Your task is to transcribe the data in full.

DATA TO USE ▸
= = = = = = =
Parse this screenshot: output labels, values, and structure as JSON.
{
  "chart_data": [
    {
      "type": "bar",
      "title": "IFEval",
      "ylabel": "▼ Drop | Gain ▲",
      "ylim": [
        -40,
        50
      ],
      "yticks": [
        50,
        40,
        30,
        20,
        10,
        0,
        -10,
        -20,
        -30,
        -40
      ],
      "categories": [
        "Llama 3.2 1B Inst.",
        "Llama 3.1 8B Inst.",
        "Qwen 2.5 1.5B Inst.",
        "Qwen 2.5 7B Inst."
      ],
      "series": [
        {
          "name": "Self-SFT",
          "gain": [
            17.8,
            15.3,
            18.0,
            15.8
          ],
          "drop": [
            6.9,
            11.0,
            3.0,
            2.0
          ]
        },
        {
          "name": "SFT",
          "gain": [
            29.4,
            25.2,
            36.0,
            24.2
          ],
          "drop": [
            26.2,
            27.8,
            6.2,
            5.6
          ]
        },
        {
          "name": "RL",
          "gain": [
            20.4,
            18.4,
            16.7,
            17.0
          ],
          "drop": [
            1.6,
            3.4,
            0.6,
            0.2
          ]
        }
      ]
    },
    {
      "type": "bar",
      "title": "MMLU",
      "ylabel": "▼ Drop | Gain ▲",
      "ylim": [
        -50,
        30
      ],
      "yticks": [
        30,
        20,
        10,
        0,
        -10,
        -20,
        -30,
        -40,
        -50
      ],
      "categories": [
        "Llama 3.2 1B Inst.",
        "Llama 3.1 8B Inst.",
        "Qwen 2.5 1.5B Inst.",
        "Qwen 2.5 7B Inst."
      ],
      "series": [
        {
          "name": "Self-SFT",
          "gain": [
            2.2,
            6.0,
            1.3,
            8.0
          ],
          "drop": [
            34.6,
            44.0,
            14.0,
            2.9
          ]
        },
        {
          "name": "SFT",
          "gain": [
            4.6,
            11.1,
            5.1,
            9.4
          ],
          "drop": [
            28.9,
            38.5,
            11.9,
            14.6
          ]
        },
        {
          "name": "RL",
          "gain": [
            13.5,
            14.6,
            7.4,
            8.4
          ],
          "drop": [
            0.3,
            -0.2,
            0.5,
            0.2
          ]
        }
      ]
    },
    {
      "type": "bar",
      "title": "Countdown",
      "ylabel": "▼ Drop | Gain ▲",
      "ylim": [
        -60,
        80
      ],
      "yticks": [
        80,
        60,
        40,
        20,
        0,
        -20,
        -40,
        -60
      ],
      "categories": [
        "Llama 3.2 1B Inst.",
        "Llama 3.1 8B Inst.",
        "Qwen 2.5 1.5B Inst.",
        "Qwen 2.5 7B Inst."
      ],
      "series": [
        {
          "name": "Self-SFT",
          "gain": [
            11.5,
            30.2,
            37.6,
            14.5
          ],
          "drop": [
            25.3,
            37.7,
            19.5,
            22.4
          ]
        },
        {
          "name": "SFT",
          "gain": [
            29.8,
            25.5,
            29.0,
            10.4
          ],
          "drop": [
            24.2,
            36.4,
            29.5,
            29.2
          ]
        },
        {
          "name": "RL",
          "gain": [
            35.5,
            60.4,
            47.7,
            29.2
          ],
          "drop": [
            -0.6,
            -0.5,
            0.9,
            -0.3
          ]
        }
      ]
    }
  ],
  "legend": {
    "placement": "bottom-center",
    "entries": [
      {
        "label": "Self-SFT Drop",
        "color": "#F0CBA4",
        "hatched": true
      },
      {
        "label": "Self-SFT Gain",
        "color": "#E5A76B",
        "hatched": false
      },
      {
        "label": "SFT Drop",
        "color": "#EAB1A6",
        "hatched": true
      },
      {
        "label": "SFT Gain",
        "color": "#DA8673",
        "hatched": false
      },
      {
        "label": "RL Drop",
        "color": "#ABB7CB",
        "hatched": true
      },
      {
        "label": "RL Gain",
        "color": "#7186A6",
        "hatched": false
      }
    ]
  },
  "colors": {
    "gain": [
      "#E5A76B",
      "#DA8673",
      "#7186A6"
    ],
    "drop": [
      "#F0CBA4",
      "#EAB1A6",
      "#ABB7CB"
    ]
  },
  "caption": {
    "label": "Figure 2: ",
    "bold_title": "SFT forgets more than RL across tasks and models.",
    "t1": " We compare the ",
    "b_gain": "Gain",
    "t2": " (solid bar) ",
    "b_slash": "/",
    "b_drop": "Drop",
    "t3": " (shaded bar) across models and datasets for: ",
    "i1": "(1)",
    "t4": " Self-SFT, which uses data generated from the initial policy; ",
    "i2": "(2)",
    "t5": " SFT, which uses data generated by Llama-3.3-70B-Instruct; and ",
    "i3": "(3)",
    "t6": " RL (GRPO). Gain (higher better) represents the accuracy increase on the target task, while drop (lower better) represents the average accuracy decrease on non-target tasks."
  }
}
= = = = = = =
SOLUTION BELOW ▸
Parse this screenshot: output labels, values, and structure as JSON.
{
  "chart_data": [
    {
      "type": "bar",
      "title": "IFEval",
      "ylabel": "▼ Drop | Gain ▲",
      "ylim": [
        -40,
        50
      ],
      "yticks": [
        50,
        40,
        30,
        20,
        10,
        0,
        -10,
        -20,
        -30,
        -40
      ],
      "categories": [
        "Llama 3.2 1B Inst.",
        "Llama 3.1 8B Inst.",
        "Qwen 2.5 1.5B Inst.",
        "Qwen 2.5 7B Inst."
      ],
      "series": [
        {
          "name": "Self-SFT",
          "gain": [
            17.8,
            15.3,
            18.0,
            15.8
          ],
          "drop": [
            6.9,
            11.0,
            3.0,
            2.0
          ]
        },
        {
          "name": "SFT",
          "gain": [
            29.4,
            25.2,
            36.0,
            24.2
          ],
          "drop": [
            26.2,
            27.8,
            6.2,
            5.6
          ]
        },
        {
          "name": "RL",
          "gain": [
            20.4,
            18.4,
            16.7,
            17.0
          ],
          "drop": [
            1.6,
            3.4,
            0.6,
            0.2
          ]
        }
      ]
    },
    {
      "type": "bar",
      "title": "MMLU",
      "ylabel": "▼ Drop | Gain ▲",
      "ylim": [
        -50,
        30
      ],
      "yticks": [
        30,
        20,
        10,
        0,
        -10,
        -20,
        -30,
        -40,
        -50
      ],
      "categories": [
        "Llama 3.2 1B Inst.",
        "Llama 3.1 8B Inst.",
        "Qwen 2.5 1.5B Inst.",
        "Qwen 2.5 7B Inst."
      ],
      "series": [
        {
          "name": "Self-SFT",
          "gain": [
            2.2,
            6.0,
            1.3,
            8.0
          ],
          "drop": [
            34.6,
            44.0,
            14.0,
            2.9
          ]
        },
        {
          "name": "SFT",
          "gain": [
            4.6,
            11.1,
            5.1,
            9.4
          ],
          "drop": [
            28.9,
            38.5,
            11.9,
            14.6
          ]
        },
        {
          "name": "RL",
          "gain": [
            13.5,
            14.6,
            7.4,
            8.4
          ],
          "drop": [
            0.3,
            -0.2,
            0.5,
            0.2
          ]
        }
      ]
    },
    {
      "type": "bar",
      "title": "Countdown",
      "ylabel": "▼ Drop | Gain ▲",
      "ylim": [
        -60,
        80
      ],
      "yticks": [
        80,
        60,
        40,
        20,
        0,
        -20,
        -40,
        -60
      ],
      "categories": [
        "Llama 3.2 1B Inst.",
        "Llama 3.1 8B Inst.",
        "Qwen 2.5 1.5B Inst.",
        "Qwen 2.5 7B Inst."
      ],
      "series": [
        {
          "name": "Self-SFT",
          "gain": [
            11.5,
            30.2,
            37.6,
            14.5
          ],
          "drop": [
            25.3,
            37.7,
            19.5,
            22.4
          ]
        },
        {
          "name": "SFT",
          "gain": [
            29.8,
            25.5,
            29.0,
            10.4
          ],
          "drop": [
            24.2,
            36.4,
            29.5,
            29.2
          ]
        },
        {
          "name": "RL",
          "gain": [
            35.5,
            60.4,
            47.7,
            29.2
          ],
          "drop": [
            -0.6,
            -0.5,
            0.9,
            -0.3
          ]
        }
      ]
    }
  ],
  "legend": {
    "placement": "bottom-center",
    "entries": [
      {
        "label": "Self-SFT Drop",
        "color": "#F0CBA4",
        "hatched": true
      },
      {
        "label": "Self-SFT Gain",
        "color": "#E5A76B",
        "hatched": false
      },
      {
        "label": "SFT Drop",
        "color": "#EAB1A6",
        "hatched": true
      },
      {
        "label": "SFT Gain",
        "color": "#DA8673",
        "hatched": false
      },
      {
        "label": "RL Drop",
        "color": "#ABB7CB",
        "hatched": true
      },
      {
        "label": "RL Gain",
        "color": "#7186A6",
        "hatched": false
      }
    ]
  },
  "colors": {
    "gain": [
      "#E5A76B",
      "#DA8673",
      "#7186A6"
    ],
    "drop": [
      "#F0CBA4",
      "#EAB1A6",
      "#ABB7CB"
    ]
  },
  "caption": {
    "label": "Figure 2: ",
    "bold_title": "SFT forgets more than RL across tasks and models.",
    "t1": " We compare the ",
    "b_gain": "Gain",
    "t2": " (solid bar) ",
    "b_slash": "/",
    "b_drop": "Drop",
    "t3": " (shaded bar) across models and datasets for: ",
    "i1": "(1)",
    "t4": " Self-SFT, which uses data generated from the initial policy; ",
    "i2": "(2)",
    "t5": " SFT, which uses data generated by Llama-3.3-70B-Instruct; and ",
    "i3": "(3)",
    "t6": " RL (GRPO). Gain (higher better) represents the accuracy increase on the target task, while drop (lower better) represents the average accuracy decrease on non-target tasks."
  }
}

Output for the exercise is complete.